§ Requirements: Give only the number of lines that hold the word "this".

§ Record excerpts:
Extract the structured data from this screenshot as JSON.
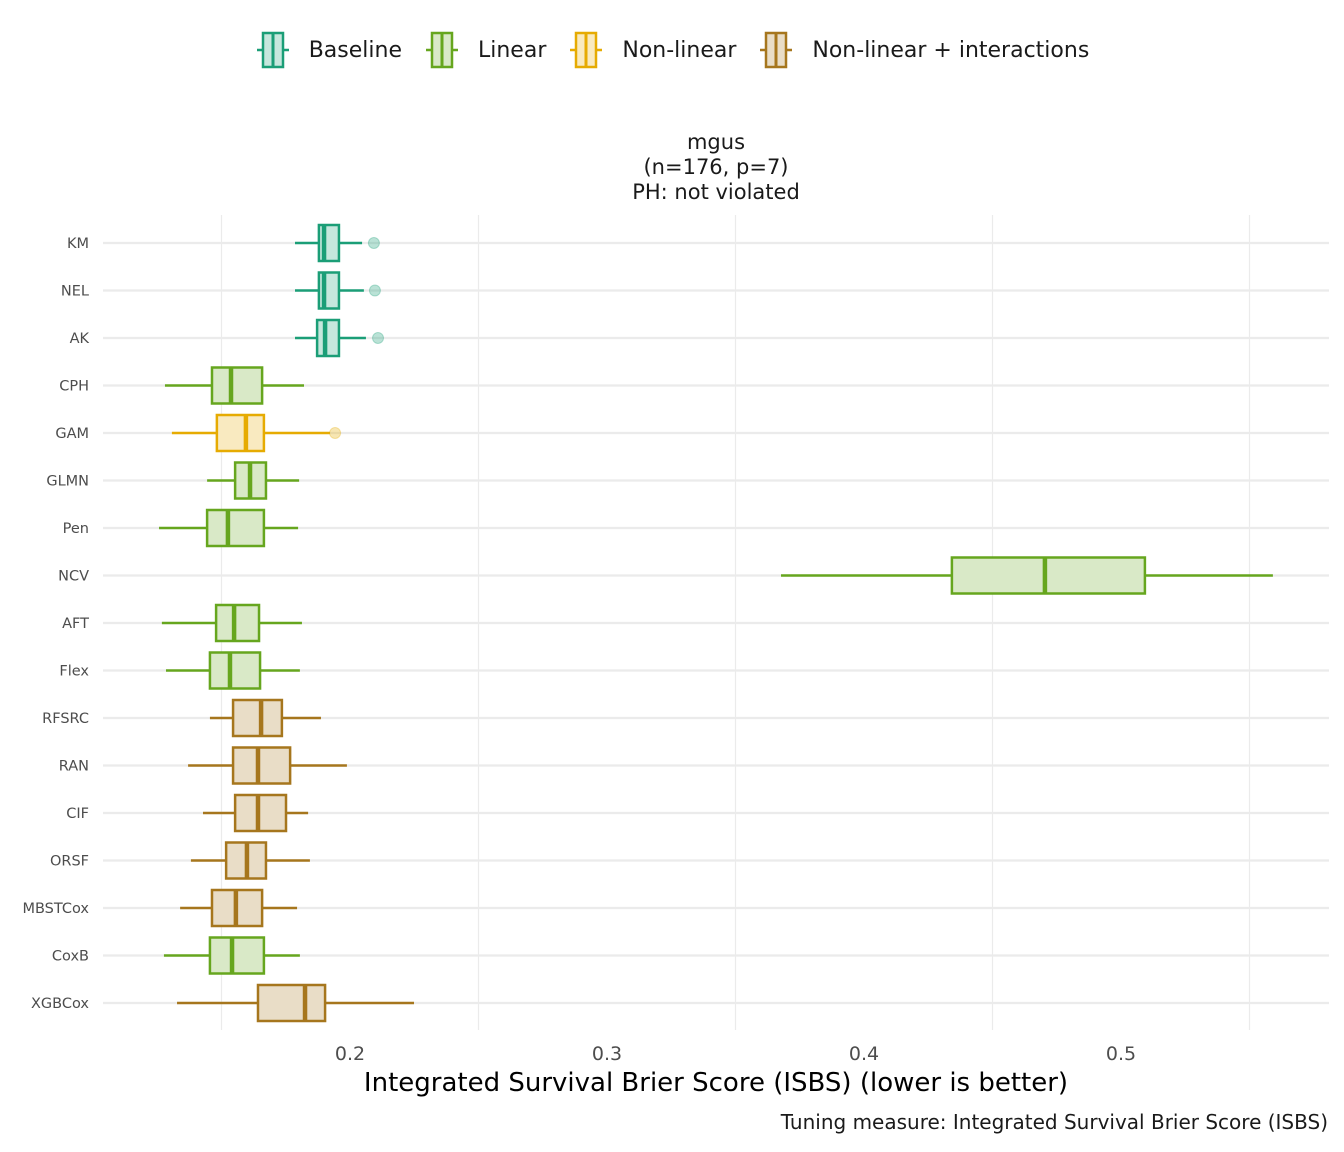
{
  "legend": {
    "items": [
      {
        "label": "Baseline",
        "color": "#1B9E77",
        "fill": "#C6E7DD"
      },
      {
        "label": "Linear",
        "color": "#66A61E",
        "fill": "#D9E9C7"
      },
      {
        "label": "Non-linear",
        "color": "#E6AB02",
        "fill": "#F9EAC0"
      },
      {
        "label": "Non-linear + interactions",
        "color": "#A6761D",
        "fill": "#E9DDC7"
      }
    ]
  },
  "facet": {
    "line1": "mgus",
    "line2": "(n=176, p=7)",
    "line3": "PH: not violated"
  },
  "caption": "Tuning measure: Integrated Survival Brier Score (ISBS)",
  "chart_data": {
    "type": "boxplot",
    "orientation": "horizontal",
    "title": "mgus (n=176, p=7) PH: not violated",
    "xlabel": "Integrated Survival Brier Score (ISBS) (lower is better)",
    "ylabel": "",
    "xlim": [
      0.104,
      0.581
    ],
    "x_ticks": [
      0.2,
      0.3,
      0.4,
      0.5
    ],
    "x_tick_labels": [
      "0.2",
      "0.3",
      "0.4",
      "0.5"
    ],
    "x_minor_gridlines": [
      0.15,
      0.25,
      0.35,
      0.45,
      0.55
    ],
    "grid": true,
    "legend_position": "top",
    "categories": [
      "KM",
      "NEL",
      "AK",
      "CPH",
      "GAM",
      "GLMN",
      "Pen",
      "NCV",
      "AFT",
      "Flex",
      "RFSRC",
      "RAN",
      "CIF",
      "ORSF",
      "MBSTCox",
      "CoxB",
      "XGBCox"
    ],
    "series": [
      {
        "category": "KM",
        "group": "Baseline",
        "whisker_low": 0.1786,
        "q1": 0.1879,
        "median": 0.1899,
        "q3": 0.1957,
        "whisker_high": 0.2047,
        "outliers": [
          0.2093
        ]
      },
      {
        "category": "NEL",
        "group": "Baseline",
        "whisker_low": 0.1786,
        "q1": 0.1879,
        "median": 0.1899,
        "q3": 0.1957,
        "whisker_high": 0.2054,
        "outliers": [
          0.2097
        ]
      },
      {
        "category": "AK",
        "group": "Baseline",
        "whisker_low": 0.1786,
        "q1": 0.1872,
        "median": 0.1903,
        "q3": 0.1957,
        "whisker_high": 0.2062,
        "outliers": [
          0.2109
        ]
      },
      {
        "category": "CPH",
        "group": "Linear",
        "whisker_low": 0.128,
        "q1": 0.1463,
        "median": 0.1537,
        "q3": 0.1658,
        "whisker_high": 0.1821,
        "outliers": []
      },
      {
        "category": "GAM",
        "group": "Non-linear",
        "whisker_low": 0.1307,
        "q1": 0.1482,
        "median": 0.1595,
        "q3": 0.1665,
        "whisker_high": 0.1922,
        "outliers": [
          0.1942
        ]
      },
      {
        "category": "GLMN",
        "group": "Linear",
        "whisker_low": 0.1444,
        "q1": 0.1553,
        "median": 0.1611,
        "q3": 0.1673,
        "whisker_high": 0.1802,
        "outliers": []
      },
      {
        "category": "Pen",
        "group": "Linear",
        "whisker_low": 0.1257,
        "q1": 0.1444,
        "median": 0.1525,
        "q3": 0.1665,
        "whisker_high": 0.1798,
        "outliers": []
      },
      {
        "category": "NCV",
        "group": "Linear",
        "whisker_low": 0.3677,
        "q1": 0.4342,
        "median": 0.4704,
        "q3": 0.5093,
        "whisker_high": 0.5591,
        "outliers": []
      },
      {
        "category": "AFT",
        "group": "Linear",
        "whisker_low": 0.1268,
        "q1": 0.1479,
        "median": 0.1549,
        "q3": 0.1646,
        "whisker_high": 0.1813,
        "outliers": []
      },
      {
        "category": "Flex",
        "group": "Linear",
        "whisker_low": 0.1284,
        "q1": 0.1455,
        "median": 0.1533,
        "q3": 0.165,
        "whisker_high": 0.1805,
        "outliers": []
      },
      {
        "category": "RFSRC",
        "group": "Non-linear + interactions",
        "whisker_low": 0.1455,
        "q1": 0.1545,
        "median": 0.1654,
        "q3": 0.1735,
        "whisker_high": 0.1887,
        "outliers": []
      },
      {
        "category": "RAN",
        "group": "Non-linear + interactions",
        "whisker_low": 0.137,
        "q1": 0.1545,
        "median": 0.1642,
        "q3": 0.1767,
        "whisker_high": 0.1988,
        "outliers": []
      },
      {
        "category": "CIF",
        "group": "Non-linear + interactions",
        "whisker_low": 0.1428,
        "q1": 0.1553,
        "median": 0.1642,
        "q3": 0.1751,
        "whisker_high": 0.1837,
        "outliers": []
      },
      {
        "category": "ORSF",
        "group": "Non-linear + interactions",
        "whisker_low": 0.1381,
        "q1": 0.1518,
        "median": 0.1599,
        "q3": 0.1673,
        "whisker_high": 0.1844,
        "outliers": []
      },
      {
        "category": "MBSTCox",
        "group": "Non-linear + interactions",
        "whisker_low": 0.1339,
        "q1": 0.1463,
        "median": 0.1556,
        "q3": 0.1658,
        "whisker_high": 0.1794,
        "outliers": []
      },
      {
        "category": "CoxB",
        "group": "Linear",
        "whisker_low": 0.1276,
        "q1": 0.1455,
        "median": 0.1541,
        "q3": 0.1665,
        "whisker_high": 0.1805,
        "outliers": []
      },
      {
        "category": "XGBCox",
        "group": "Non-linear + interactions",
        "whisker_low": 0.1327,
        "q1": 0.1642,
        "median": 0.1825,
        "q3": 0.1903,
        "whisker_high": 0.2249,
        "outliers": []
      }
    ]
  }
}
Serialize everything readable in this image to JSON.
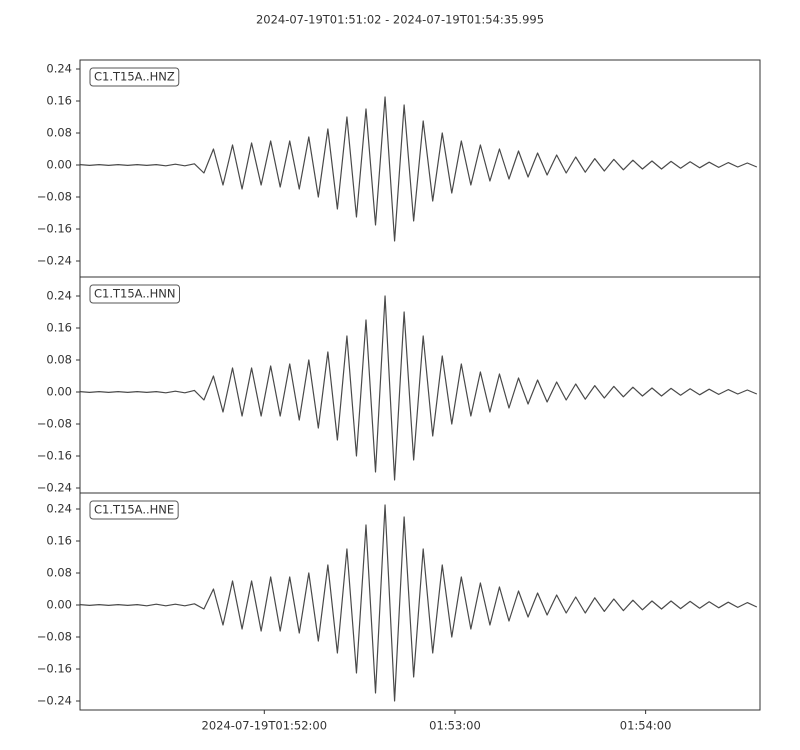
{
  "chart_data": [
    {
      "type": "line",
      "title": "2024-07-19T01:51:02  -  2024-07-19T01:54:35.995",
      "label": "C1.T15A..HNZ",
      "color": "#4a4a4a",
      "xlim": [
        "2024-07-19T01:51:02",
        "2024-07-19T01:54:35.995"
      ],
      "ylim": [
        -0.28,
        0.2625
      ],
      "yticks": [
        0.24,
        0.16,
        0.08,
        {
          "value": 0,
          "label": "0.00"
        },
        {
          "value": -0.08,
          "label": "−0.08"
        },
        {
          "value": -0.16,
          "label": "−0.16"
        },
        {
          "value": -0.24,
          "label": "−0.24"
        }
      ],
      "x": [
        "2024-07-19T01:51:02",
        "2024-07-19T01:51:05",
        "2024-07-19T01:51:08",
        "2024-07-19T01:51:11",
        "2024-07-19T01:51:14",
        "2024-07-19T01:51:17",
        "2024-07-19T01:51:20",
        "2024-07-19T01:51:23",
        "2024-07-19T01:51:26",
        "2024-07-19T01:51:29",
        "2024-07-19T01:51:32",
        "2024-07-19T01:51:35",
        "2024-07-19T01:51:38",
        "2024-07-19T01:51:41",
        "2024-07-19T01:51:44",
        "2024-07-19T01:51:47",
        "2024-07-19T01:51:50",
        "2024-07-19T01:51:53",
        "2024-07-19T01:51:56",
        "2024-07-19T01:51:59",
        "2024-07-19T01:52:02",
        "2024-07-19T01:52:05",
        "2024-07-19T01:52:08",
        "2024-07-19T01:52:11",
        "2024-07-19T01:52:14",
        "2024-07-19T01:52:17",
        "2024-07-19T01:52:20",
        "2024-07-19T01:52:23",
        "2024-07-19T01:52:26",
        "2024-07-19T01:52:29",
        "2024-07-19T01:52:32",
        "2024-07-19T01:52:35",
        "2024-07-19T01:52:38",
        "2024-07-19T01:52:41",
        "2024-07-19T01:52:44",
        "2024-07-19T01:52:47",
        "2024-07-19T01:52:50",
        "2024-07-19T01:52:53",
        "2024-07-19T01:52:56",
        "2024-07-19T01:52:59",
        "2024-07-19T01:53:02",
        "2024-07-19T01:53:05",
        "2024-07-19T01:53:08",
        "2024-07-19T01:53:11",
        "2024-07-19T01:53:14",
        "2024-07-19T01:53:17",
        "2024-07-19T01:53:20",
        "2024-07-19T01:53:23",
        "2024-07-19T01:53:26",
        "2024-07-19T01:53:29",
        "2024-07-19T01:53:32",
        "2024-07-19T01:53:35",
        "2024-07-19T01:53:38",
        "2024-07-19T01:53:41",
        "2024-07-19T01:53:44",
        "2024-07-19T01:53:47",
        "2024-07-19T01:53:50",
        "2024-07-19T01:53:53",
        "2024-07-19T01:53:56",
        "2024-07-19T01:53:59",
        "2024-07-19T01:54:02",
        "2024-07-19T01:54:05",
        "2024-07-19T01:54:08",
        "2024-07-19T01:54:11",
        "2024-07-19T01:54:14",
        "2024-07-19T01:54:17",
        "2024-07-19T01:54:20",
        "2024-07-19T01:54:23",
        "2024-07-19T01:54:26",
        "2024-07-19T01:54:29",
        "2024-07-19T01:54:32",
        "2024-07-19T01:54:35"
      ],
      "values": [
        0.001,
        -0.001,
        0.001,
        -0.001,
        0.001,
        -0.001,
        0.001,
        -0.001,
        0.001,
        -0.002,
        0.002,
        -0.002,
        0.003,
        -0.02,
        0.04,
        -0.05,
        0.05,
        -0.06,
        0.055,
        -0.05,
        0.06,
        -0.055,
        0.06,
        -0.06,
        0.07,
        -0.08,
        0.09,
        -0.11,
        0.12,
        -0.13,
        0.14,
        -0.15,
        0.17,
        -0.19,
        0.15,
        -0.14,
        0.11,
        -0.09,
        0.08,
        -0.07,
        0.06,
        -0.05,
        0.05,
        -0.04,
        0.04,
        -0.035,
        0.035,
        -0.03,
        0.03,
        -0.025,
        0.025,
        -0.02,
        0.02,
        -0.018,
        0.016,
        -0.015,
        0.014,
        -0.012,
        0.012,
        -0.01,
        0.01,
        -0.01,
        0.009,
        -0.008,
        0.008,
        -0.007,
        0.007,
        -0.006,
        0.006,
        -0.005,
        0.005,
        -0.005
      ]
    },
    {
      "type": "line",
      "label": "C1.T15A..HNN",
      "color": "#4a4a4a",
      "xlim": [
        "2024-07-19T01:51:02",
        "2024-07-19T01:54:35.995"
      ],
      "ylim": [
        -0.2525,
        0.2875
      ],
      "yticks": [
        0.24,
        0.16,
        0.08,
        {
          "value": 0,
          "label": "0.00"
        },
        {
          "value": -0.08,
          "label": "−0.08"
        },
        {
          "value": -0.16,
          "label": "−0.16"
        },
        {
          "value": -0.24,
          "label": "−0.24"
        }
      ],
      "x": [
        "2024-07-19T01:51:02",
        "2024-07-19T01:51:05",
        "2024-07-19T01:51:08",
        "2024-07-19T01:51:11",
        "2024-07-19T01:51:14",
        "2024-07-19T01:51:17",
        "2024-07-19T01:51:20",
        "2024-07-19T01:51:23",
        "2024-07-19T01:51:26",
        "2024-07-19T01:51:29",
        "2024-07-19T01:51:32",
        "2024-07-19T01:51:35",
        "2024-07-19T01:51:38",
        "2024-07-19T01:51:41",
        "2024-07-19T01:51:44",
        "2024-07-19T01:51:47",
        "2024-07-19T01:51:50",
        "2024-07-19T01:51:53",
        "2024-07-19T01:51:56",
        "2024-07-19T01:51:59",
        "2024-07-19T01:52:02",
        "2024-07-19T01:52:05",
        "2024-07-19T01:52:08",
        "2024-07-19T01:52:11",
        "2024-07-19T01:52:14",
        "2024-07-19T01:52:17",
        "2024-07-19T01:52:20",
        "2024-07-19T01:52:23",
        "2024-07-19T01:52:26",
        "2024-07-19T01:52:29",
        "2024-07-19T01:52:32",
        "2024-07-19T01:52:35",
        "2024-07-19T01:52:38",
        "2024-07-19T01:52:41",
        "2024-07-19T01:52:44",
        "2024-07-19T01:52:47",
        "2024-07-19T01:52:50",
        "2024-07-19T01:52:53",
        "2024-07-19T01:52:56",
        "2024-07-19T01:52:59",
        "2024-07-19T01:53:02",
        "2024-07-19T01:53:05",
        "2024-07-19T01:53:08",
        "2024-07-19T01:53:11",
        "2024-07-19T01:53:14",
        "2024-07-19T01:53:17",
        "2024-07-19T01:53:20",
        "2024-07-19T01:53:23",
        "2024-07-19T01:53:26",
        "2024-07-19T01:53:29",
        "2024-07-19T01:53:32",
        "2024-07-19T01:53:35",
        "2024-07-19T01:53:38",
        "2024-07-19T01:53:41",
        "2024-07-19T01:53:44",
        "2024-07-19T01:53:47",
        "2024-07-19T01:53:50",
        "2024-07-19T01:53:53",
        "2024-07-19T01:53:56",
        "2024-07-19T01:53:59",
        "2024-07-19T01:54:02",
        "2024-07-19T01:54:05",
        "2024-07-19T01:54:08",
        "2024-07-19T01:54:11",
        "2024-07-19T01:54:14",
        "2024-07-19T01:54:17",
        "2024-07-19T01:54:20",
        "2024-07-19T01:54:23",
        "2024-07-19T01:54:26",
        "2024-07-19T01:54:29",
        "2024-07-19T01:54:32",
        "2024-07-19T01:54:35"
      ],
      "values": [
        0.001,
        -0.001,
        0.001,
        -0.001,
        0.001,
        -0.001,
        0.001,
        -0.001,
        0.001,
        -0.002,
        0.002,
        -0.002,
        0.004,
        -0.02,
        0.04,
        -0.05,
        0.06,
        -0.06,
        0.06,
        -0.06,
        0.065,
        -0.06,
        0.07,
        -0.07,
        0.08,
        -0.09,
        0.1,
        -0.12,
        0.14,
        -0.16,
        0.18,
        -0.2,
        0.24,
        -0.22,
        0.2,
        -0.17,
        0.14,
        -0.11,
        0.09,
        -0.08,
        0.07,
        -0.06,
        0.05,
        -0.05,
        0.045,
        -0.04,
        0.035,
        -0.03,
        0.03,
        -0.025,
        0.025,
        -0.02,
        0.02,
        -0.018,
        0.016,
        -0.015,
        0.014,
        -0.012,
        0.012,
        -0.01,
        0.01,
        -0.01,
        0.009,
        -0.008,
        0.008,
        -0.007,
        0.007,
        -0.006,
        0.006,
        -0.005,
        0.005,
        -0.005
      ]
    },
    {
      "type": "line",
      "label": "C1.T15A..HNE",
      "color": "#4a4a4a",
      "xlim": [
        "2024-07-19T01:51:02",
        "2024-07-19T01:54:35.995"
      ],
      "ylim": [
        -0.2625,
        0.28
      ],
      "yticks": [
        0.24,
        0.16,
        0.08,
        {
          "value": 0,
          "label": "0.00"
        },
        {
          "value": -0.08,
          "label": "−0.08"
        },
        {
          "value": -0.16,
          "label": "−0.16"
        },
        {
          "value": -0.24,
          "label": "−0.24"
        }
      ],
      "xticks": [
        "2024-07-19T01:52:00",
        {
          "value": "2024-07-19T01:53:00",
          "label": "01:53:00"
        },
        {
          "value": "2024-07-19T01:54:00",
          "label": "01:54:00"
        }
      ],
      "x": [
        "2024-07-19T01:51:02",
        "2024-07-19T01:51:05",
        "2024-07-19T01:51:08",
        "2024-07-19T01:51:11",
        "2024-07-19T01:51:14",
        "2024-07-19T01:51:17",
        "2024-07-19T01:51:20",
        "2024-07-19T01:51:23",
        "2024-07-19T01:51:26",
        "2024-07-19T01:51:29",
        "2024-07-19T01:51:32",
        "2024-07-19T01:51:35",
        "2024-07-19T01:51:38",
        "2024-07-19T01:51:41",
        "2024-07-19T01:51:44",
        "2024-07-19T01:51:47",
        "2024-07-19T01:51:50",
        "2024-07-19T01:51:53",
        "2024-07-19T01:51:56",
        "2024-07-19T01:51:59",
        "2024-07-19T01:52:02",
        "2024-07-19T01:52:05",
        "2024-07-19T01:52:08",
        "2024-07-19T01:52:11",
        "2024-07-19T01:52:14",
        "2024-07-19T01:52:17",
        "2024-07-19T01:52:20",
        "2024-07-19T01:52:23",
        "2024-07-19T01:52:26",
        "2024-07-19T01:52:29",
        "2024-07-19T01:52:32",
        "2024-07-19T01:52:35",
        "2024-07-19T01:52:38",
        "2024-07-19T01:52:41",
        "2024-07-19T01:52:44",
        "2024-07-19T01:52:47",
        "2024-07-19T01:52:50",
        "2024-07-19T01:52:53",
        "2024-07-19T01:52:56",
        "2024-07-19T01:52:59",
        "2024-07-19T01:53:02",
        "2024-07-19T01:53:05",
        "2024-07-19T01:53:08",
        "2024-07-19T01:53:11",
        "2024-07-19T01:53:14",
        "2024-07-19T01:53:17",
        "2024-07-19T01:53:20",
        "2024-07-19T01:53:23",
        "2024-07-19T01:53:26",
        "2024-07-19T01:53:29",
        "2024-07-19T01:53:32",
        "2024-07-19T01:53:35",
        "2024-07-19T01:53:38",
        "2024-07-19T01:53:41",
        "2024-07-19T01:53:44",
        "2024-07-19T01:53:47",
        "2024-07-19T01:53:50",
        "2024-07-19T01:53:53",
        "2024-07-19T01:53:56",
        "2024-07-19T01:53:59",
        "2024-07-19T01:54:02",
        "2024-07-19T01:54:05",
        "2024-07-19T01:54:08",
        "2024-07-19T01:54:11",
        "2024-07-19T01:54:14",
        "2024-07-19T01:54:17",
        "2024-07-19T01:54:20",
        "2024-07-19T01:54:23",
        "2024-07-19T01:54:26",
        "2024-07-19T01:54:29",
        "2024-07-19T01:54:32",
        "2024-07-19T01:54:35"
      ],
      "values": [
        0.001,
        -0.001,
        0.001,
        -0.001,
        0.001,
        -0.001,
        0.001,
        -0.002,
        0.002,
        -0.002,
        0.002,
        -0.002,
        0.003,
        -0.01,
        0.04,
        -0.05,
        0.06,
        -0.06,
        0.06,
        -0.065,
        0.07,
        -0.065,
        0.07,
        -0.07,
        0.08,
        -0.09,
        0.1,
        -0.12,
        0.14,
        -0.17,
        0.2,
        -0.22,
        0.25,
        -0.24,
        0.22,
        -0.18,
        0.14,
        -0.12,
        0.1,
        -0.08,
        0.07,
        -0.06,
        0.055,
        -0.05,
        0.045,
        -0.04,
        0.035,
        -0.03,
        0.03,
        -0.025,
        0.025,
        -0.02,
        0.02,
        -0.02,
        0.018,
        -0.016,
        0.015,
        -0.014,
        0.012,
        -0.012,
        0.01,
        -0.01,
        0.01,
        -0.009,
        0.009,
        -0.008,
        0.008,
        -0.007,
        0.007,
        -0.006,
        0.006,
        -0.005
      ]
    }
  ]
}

§ Complete response: 2